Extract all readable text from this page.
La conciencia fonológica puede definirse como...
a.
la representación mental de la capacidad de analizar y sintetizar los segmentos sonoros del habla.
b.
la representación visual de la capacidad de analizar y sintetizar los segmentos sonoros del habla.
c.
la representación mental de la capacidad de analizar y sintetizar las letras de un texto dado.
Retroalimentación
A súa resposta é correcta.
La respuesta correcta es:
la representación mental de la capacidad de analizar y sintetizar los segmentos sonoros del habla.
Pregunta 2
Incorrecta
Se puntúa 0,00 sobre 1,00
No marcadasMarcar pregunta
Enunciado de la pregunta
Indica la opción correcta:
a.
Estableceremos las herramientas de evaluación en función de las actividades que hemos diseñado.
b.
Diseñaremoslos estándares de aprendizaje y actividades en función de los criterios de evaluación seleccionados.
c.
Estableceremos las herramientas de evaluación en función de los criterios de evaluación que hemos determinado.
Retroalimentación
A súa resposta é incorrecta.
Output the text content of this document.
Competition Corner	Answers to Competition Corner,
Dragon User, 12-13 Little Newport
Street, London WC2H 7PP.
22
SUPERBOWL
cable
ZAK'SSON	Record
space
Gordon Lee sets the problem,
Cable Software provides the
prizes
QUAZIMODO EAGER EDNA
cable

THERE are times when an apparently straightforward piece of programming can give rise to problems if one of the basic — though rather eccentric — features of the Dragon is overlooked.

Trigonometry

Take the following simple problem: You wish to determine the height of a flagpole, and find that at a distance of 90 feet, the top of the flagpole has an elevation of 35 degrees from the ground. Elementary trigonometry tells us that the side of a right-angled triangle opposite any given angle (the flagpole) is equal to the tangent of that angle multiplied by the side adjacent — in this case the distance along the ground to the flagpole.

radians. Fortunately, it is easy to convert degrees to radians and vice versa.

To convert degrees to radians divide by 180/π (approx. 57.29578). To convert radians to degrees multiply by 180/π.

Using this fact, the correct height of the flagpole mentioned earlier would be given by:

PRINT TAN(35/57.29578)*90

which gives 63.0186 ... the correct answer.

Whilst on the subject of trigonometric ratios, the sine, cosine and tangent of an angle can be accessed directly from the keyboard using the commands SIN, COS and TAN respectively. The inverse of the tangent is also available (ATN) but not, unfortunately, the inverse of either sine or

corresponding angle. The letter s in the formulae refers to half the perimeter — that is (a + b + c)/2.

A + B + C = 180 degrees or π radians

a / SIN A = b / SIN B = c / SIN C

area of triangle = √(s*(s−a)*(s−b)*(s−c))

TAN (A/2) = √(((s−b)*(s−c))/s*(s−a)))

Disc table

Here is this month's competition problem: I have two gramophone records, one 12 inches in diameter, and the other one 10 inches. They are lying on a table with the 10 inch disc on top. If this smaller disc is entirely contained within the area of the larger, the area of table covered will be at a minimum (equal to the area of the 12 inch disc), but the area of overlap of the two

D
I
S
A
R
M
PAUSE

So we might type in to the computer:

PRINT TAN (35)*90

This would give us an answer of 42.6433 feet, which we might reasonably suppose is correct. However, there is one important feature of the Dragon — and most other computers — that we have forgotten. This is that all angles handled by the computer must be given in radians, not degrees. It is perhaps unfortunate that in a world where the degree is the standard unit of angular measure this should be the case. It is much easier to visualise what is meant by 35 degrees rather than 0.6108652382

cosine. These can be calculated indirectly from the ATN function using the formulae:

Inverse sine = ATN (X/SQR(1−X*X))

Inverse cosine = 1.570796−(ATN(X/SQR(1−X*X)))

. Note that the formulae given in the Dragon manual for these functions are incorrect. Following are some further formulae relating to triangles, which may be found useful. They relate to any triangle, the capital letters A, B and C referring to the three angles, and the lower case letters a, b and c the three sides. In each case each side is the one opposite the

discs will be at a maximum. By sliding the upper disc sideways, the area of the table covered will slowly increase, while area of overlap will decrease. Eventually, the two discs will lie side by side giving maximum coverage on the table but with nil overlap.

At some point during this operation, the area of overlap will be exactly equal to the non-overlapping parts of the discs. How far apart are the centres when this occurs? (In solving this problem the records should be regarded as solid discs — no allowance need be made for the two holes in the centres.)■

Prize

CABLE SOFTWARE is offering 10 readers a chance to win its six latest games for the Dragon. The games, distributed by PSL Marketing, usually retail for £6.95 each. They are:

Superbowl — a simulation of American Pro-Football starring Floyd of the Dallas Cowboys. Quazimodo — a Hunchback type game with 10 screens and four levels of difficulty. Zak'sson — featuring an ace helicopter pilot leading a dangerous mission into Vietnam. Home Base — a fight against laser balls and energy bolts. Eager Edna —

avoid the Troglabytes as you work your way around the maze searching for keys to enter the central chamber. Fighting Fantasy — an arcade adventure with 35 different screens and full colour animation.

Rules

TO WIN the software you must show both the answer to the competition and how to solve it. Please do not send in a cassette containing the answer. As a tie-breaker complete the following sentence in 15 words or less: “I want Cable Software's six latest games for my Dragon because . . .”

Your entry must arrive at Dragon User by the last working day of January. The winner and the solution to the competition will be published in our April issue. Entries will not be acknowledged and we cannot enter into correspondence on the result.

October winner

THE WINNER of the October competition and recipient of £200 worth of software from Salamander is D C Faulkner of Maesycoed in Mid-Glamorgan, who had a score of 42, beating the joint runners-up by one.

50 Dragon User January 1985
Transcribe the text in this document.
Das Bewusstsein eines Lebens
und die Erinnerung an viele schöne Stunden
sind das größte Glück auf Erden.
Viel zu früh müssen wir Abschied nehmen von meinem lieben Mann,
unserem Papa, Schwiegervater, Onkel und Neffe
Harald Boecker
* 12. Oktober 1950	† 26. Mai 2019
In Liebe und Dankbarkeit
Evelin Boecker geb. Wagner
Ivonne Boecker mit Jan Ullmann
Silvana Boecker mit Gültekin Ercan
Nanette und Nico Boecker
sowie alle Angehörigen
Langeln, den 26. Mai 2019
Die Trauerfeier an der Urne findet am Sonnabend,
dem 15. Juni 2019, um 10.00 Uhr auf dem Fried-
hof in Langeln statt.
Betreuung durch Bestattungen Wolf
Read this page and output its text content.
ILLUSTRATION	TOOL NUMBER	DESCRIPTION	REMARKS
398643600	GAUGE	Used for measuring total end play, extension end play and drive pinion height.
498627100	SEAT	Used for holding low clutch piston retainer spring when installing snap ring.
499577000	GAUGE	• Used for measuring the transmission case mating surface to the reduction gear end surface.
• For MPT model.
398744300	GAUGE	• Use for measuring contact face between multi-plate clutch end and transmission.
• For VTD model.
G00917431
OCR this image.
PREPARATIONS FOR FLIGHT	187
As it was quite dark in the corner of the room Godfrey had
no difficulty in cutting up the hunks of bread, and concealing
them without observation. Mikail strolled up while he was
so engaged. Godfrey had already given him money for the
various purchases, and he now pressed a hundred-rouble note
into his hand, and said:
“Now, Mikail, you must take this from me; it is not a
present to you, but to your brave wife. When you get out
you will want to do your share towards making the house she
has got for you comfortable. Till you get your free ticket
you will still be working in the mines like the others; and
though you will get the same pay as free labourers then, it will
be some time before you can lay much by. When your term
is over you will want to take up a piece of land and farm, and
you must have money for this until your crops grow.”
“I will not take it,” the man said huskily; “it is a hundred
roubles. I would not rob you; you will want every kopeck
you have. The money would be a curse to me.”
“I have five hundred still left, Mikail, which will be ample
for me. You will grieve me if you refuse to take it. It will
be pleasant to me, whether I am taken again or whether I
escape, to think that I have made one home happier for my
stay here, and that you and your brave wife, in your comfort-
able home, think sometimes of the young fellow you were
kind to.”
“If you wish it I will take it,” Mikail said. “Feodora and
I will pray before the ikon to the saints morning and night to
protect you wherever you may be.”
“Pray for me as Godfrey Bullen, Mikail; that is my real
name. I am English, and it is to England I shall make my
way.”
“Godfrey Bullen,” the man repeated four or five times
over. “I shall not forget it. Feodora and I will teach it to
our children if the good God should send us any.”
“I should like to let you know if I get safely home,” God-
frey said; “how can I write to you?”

Aim:
Read the entries and select each line where the word "measuring" is found.

Response below:
398643600	GAUGE	Used for measuring total end play, extension end play and drive pinion height.
499577000	GAUGE	• Used for measuring the transmission case mating surface to the reduction gear end surface.
398744300	GAUGE	• Use for measuring contact face between multi-plate clutch end and transmission.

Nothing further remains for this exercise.